▸ **Exercise requirements**
Copy out all the records, word for word.

▸ **Records from a dataset**
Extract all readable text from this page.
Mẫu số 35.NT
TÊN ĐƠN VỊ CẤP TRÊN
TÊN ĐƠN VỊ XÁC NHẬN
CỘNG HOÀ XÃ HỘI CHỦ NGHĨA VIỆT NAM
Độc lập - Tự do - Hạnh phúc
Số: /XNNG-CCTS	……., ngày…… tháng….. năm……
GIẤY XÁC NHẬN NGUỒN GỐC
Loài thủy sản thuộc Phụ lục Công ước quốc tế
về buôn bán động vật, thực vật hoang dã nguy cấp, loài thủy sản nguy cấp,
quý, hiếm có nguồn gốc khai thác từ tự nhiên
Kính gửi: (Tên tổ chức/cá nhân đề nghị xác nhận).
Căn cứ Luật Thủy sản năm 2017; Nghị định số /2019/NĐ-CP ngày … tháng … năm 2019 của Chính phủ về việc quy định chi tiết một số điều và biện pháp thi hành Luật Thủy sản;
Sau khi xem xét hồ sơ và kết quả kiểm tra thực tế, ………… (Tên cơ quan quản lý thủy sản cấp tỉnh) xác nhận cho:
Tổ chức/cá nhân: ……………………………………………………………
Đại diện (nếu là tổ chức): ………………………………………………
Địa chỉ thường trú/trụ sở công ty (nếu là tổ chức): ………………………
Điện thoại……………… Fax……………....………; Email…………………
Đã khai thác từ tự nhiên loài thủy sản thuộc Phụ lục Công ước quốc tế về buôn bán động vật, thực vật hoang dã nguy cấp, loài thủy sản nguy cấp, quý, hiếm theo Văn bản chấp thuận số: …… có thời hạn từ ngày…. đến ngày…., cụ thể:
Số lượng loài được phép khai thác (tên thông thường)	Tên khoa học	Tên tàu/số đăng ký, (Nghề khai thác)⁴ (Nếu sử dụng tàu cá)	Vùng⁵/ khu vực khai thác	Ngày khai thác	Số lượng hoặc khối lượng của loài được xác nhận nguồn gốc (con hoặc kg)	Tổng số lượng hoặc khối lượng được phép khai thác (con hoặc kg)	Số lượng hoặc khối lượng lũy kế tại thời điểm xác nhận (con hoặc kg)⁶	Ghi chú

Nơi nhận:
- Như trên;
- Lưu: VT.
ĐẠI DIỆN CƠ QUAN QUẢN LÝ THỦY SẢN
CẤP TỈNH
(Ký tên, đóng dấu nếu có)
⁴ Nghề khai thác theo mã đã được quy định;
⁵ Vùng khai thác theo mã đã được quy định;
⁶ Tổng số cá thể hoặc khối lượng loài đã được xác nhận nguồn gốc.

▸ **Task output**
Extract all readable text from this page.
Mẫu số 35.NT
TÊN ĐƠN VỊ CẤP TRÊN
TÊN ĐƠN VỊ XÁC NHẬN
CỘNG HOÀ XÃ HỘI CHỦ NGHĨA VIỆT NAM
Độc lập - Tự do - Hạnh phúc
Số: /XNNG-CCTS	……., ngày…… tháng….. năm……
GIẤY XÁC NHẬN NGUỒN GỐC
Loài thủy sản thuộc Phụ lục Công ước quốc tế
về buôn bán động vật, thực vật hoang dã nguy cấp, loài thủy sản nguy cấp,
quý, hiếm có nguồn gốc khai thác từ tự nhiên
Kính gửi: (Tên tổ chức/cá nhân đề nghị xác nhận).
Căn cứ Luật Thủy sản năm 2017; Nghị định số /2019/NĐ-CP ngày … tháng … năm 2019 của Chính phủ về việc quy định chi tiết một số điều và biện pháp thi hành Luật Thủy sản;
Sau khi xem xét hồ sơ và kết quả kiểm tra thực tế, ………… (Tên cơ quan quản lý thủy sản cấp tỉnh) xác nhận cho:
Tổ chức/cá nhân: ……………………………………………………………
Đại diện (nếu là tổ chức): ………………………………………………
Địa chỉ thường trú/trụ sở công ty (nếu là tổ chức): ………………………
Điện thoại……………… Fax……………....………; Email…………………
Đã khai thác từ tự nhiên loài thủy sản thuộc Phụ lục Công ước quốc tế về buôn bán động vật, thực vật hoang dã nguy cấp, loài thủy sản nguy cấp, quý, hiếm theo Văn bản chấp thuận số: …… có thời hạn từ ngày…. đến ngày…., cụ thể:
Số lượng loài được phép khai thác (tên thông thường)	Tên khoa học	Tên tàu/số đăng ký, (Nghề khai thác)⁴ (Nếu sử dụng tàu cá)	Vùng⁵/ khu vực khai thác	Ngày khai thác	Số lượng hoặc khối lượng của loài được xác nhận nguồn gốc (con hoặc kg)	Tổng số lượng hoặc khối lượng được phép khai thác (con hoặc kg)	Số lượng hoặc khối lượng lũy kế tại thời điểm xác nhận (con hoặc kg)⁶	Ghi chú

Nơi nhận:
- Như trên;
- Lưu: VT.
ĐẠI DIỆN CƠ QUAN QUẢN LÝ THỦY SẢN
CẤP TỈNH
(Ký tên, đóng dấu nếu có)
⁴ Nghề khai thác theo mã đã được quy định;
⁵ Vùng khai thác theo mã đã được quy định;
⁶ Tổng số cá thể hoặc khối lượng loài đã được xác nhận nguồn gốc.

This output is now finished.